▶ [WHAT YOU SHOULD DO] Everything from the line containing "Read out every word on this page." to the last line of the records must be returned verbatim; nothing else belongs in the output.

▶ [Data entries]
-*-*-

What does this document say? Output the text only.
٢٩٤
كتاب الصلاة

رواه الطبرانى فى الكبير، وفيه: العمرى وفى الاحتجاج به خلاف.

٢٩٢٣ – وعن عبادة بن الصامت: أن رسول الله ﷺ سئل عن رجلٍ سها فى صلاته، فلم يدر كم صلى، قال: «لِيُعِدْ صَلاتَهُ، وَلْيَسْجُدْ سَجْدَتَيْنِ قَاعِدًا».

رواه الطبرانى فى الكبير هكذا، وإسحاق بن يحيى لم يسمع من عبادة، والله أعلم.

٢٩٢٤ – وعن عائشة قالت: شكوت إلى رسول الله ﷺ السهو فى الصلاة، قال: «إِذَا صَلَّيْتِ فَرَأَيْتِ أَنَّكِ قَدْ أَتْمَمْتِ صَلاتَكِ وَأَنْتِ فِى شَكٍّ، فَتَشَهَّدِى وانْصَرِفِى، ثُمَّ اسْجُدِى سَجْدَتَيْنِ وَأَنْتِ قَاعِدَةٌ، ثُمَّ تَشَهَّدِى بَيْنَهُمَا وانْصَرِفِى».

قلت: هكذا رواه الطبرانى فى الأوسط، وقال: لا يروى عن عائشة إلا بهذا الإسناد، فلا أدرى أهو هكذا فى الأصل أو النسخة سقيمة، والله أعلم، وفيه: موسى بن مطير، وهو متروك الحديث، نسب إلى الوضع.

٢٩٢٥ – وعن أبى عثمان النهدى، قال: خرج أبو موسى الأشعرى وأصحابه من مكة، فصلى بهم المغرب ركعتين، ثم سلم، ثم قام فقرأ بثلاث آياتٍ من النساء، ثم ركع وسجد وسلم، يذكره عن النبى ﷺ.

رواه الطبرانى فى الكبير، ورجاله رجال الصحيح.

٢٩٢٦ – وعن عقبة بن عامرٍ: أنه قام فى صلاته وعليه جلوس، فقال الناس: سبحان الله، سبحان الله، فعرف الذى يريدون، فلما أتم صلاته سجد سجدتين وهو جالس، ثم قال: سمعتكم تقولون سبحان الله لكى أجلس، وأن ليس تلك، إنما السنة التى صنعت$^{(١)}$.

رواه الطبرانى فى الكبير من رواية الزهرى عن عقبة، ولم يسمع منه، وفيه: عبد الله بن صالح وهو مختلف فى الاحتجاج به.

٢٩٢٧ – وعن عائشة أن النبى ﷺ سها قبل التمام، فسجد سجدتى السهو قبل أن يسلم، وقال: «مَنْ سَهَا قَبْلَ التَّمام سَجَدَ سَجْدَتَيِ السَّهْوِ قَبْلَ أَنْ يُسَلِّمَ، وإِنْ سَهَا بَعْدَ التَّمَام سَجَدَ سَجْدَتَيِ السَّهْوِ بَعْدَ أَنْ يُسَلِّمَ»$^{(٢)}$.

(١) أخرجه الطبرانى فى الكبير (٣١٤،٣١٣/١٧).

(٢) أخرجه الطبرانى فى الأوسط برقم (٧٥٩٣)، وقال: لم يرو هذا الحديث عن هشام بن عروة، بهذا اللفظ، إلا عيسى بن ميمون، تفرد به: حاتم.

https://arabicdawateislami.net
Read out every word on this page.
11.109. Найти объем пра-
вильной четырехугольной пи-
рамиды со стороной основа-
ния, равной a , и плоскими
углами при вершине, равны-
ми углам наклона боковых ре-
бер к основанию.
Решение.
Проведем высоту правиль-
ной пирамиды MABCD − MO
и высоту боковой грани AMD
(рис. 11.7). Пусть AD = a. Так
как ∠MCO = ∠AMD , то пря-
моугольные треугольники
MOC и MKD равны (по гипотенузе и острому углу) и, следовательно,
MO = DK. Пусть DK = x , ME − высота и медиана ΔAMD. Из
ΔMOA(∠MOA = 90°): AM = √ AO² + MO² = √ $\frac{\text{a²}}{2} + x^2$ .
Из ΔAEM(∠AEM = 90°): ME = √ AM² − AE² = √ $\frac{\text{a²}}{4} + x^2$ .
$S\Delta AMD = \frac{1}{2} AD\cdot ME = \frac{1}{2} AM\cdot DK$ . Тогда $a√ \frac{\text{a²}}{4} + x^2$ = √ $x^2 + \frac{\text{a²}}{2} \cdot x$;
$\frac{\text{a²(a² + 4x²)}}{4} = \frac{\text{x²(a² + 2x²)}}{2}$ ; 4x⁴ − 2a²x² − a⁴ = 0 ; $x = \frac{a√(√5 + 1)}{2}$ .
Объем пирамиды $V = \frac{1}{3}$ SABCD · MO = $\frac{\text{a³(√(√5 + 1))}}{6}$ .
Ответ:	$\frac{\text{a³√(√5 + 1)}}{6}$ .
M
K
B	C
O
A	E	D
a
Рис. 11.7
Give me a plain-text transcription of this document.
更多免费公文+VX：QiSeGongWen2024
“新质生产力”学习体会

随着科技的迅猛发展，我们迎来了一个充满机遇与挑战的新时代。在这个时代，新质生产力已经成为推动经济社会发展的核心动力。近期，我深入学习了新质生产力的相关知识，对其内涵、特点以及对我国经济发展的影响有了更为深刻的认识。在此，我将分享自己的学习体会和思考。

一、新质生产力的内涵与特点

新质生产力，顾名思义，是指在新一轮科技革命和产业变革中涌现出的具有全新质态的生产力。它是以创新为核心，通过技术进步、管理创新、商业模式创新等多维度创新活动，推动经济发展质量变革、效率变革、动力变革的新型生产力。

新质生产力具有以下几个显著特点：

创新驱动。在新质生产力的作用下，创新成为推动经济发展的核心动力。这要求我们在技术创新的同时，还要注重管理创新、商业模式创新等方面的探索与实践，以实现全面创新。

-*-*-

▶ [CORRECT RESPONSE]
Read out every word on this page.
11.109. Найти объем пра-
вильной четырехугольной пи-
рамиды со стороной основа-
ния, равной a , и плоскими
углами при вершине, равны-
ми углам наклона боковых ре-
бер к основанию.
Решение.
Проведем высоту правиль-
ной пирамиды MABCD − MO
и высоту боковой грани AMD
(рис. 11.7). Пусть AD = a. Так
как ∠MCO = ∠AMD , то пря-
моугольные треугольники
MOC и MKD равны (по гипотенузе и острому углу) и, следовательно,
MO = DK. Пусть DK = x , ME − высота и медиана ΔAMD. Из
ΔMOA(∠MOA = 90°): AM = √ AO² + MO² = √ $\frac{\text{a²}}{2} + x^2$ .
Из ΔAEM(∠AEM = 90°): ME = √ AM² − AE² = √ $\frac{\text{a²}}{4} + x^2$ .
$S\Delta AMD = \frac{1}{2} AD\cdot ME = \frac{1}{2} AM\cdot DK$ . Тогда $a√ \frac{\text{a²}}{4} + x^2$ = √ $x^2 + \frac{\text{a²}}{2} \cdot x$;
$\frac{\text{a²(a² + 4x²)}}{4} = \frac{\text{x²(a² + 2x²)}}{2}$ ; 4x⁴ − 2a²x² − a⁴ = 0 ; $x = \frac{a√(√5 + 1)}{2}$ .
Объем пирамиды $V = \frac{1}{3}$ SABCD · MO = $\frac{\text{a³(√(√5 + 1))}}{6}$ .
Ответ:	$\frac{\text{a³√(√5 + 1)}}{6}$ .
M
K
B	C
O
A	E	D
a
Рис. 11.7
Give me a plain-text transcription of this document.
更多免费公文+VX：QiSeGongWen2024
“新质生产力”学习体会

随着科技的迅猛发展，我们迎来了一个充满机遇与挑战的新时代。在这个时代，新质生产力已经成为推动经济社会发展的核心动力。近期，我深入学习了新质生产力的相关知识，对其内涵、特点以及对我国经济发展的影响有了更为深刻的认识。在此，我将分享自己的学习体会和思考。

一、新质生产力的内涵与特点

新质生产力，顾名思义，是指在新一轮科技革命和产业变革中涌现出的具有全新质态的生产力。它是以创新为核心，通过技术进步、管理创新、商业模式创新等多维度创新活动，推动经济发展质量变革、效率变革、动力变革的新型生产力。

新质生产力具有以下几个显著特点：

创新驱动。在新质生产力的作用下，创新成为推动经济发展的核心动力。这要求我们在技术创新的同时，还要注重管理创新、商业模式创新等方面的探索与实践，以实现全面创新。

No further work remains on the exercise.